In the entries below, find every line holding the string "limit" and collect it.
---------- RECORD EXTRACTS ----------
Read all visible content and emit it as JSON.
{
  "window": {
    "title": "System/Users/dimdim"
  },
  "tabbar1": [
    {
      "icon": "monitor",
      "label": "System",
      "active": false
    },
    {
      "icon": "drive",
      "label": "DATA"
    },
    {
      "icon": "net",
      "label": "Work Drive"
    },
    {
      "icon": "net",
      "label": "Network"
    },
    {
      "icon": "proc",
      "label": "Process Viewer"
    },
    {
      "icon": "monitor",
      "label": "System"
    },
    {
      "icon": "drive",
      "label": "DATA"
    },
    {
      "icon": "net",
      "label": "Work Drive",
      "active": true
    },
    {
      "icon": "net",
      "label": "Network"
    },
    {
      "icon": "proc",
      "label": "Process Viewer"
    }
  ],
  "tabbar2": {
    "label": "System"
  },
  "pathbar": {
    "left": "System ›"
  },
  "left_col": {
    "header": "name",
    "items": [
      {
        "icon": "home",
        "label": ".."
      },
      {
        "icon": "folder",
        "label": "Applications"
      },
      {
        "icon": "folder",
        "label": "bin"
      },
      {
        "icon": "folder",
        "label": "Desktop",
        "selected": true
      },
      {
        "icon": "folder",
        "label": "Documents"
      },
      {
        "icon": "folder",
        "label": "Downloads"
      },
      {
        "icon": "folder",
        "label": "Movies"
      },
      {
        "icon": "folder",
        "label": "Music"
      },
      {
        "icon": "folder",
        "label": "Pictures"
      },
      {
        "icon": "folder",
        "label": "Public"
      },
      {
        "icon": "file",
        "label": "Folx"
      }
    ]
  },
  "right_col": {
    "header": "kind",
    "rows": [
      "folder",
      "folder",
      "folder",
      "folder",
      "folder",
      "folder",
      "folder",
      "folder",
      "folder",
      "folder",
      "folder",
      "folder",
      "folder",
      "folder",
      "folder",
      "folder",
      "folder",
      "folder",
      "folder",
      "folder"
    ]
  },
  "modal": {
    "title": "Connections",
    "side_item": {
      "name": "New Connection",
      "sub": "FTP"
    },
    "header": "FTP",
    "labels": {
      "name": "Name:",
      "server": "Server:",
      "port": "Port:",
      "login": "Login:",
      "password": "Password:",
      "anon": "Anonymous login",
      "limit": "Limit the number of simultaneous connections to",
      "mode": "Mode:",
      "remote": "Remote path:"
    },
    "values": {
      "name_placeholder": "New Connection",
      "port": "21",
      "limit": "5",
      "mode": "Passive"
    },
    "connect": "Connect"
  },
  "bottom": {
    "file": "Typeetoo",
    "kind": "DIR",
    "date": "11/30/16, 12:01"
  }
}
----------
• SOLUTION TO THIS PROBLEM:
      "limit": "Limit the number of simultaneous connections to",
      "limit": "5",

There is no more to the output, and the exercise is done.